**What is required**
Transcribe the entries exactly; images are not part of the copy.

**Data records**
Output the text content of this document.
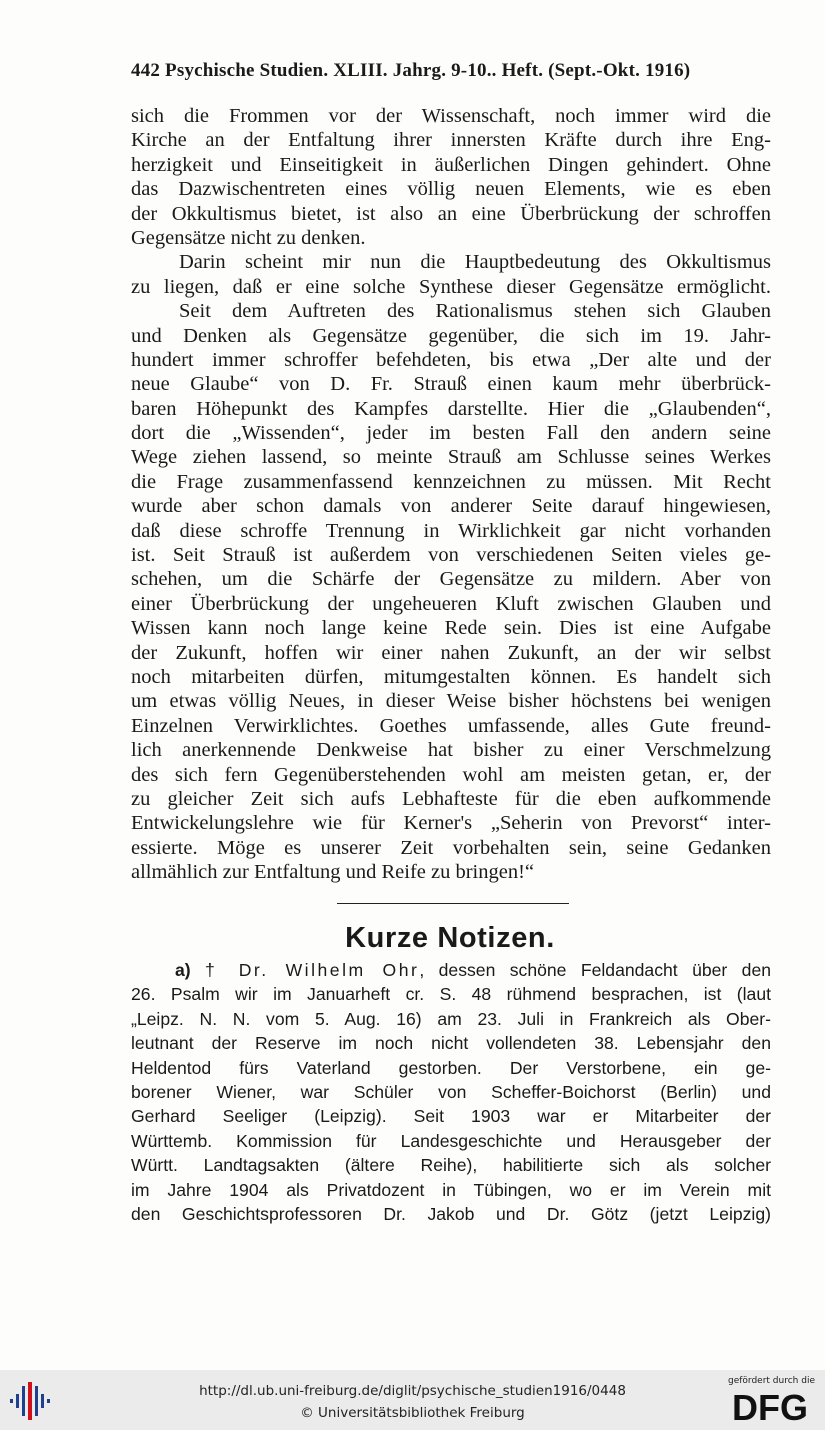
442 Psychische Studien. XLIII. Jahrg. 9-10.. Heft. (Sept.-Okt. 1916)
sich die Frommen vor der Wissenschaft, noch immer wird die
Kirche an der Entfaltung ihrer innersten Kräfte durch ihre Eng-
herzigkeit und Einseitigkeit in äußerlichen Dingen gehindert. Ohne
das Dazwischentreten eines völlig neuen Elements, wie es eben
der Okkultismus bietet, ist also an eine Überbrückung der schroffen
Gegensätze nicht zu denken.
Darin scheint mir nun die Hauptbedeutung des Okkultismus
zu liegen, daß er eine solche Synthese dieser Gegensätze ermöglicht.
Seit dem Auftreten des Rationalismus stehen sich Glauben
und Denken als Gegensätze gegenüber, die sich im 19. Jahr-
hundert immer schroffer befehdeten, bis etwa „Der alte und der
neue Glaube“ von D. Fr. Strauß einen kaum mehr überbrück-
baren Höhepunkt des Kampfes darstellte. Hier die „Glaubenden“,
dort die „Wissenden“, jeder im besten Fall den andern seine
Wege ziehen lassend, so meinte Strauß am Schlusse seines Werkes
die Frage zusammenfassend kennzeichnen zu müssen. Mit Recht
wurde aber schon damals von anderer Seite darauf hingewiesen,
daß diese schroffe Trennung in Wirklichkeit gar nicht vorhanden
ist. Seit Strauß ist außerdem von verschiedenen Seiten vieles ge-
schehen, um die Schärfe der Gegensätze zu mildern. Aber von
einer Überbrückung der ungeheueren Kluft zwischen Glauben und
Wissen kann noch lange keine Rede sein. Dies ist eine Aufgabe
der Zukunft, hoffen wir einer nahen Zukunft, an der wir selbst
noch mitarbeiten dürfen, mitumgestalten können. Es handelt sich
um etwas völlig Neues, in dieser Weise bisher höchstens bei wenigen
Einzelnen Verwirklichtes. Goethes umfassende, alles Gute freund-
lich anerkennende Denkweise hat bisher zu einer Verschmelzung
des sich fern Gegenüberstehenden wohl am meisten getan, er, der
zu gleicher Zeit sich aufs Lebhafteste für die eben aufkommende
Entwickelungslehre wie für Kerner's „Seherin von Prevorst“ inter-
essierte. Möge es unserer Zeit vorbehalten sein, seine Gedanken
allmählich zur Entfaltung und Reife zu bringen!“
Kurze Notizen.
a) † Dr. Wilhelm Ohr, dessen schöne Feldandacht über den
26. Psalm wir im Januarheft cr. S. 48 rühmend besprachen, ist (laut
„Leipz. N. N. vom 5. Aug. 16) am 23. Juli in Frankreich als Ober-
leutnant der Reserve im noch nicht vollendeten 38. Lebensjahr den
Heldentod fürs Vaterland gestorben. Der Verstorbene, ein ge-
borener Wiener, war Schüler von Scheffer-Boichorst (Berlin) und
Gerhard Seeliger (Leipzig). Seit 1903 war er Mitarbeiter der
Württemb. Kommission für Landesgeschichte und Herausgeber der
Württ. Landtagsakten (ältere Reihe), habilitierte sich als solcher
im Jahre 1904 als Privatdozent in Tübingen, wo er im Verein mit
den Geschichtsprofessoren Dr. Jakob und Dr. Götz (jetzt Leipzig)
http://dl.ub.uni-freiburg.de/diglit/psychische_studien1916/0448
© Universitätsbibliothek Freiburg
gefördert durch die
DFG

**Response to the task**
Output the text content of this document.
442 Psychische Studien. XLIII. Jahrg. 9-10.. Heft. (Sept.-Okt. 1916)
sich die Frommen vor der Wissenschaft, noch immer wird die
Kirche an der Entfaltung ihrer innersten Kräfte durch ihre Eng-
herzigkeit und Einseitigkeit in äußerlichen Dingen gehindert. Ohne
das Dazwischentreten eines völlig neuen Elements, wie es eben
der Okkultismus bietet, ist also an eine Überbrückung der schroffen
Gegensätze nicht zu denken.
Darin scheint mir nun die Hauptbedeutung des Okkultismus
zu liegen, daß er eine solche Synthese dieser Gegensätze ermöglicht.
Seit dem Auftreten des Rationalismus stehen sich Glauben
und Denken als Gegensätze gegenüber, die sich im 19. Jahr-
hundert immer schroffer befehdeten, bis etwa „Der alte und der
neue Glaube“ von D. Fr. Strauß einen kaum mehr überbrück-
baren Höhepunkt des Kampfes darstellte. Hier die „Glaubenden“,
dort die „Wissenden“, jeder im besten Fall den andern seine
Wege ziehen lassend, so meinte Strauß am Schlusse seines Werkes
die Frage zusammenfassend kennzeichnen zu müssen. Mit Recht
wurde aber schon damals von anderer Seite darauf hingewiesen,
daß diese schroffe Trennung in Wirklichkeit gar nicht vorhanden
ist. Seit Strauß ist außerdem von verschiedenen Seiten vieles ge-
schehen, um die Schärfe der Gegensätze zu mildern. Aber von
einer Überbrückung der ungeheueren Kluft zwischen Glauben und
Wissen kann noch lange keine Rede sein. Dies ist eine Aufgabe
der Zukunft, hoffen wir einer nahen Zukunft, an der wir selbst
noch mitarbeiten dürfen, mitumgestalten können. Es handelt sich
um etwas völlig Neues, in dieser Weise bisher höchstens bei wenigen
Einzelnen Verwirklichtes. Goethes umfassende, alles Gute freund-
lich anerkennende Denkweise hat bisher zu einer Verschmelzung
des sich fern Gegenüberstehenden wohl am meisten getan, er, der
zu gleicher Zeit sich aufs Lebhafteste für die eben aufkommende
Entwickelungslehre wie für Kerner's „Seherin von Prevorst“ inter-
essierte. Möge es unserer Zeit vorbehalten sein, seine Gedanken
allmählich zur Entfaltung und Reife zu bringen!“
Kurze Notizen.
a) † Dr. Wilhelm Ohr, dessen schöne Feldandacht über den
26. Psalm wir im Januarheft cr. S. 48 rühmend besprachen, ist (laut
„Leipz. N. N. vom 5. Aug. 16) am 23. Juli in Frankreich als Ober-
leutnant der Reserve im noch nicht vollendeten 38. Lebensjahr den
Heldentod fürs Vaterland gestorben. Der Verstorbene, ein ge-
borener Wiener, war Schüler von Scheffer-Boichorst (Berlin) und
Gerhard Seeliger (Leipzig). Seit 1903 war er Mitarbeiter der
Württemb. Kommission für Landesgeschichte und Herausgeber der
Württ. Landtagsakten (ältere Reihe), habilitierte sich als solcher
im Jahre 1904 als Privatdozent in Tübingen, wo er im Verein mit
den Geschichtsprofessoren Dr. Jakob und Dr. Götz (jetzt Leipzig)
http://dl.ub.uni-freiburg.de/diglit/psychische_studien1916/0448
© Universitätsbibliothek Freiburg
gefördert durch die
DFG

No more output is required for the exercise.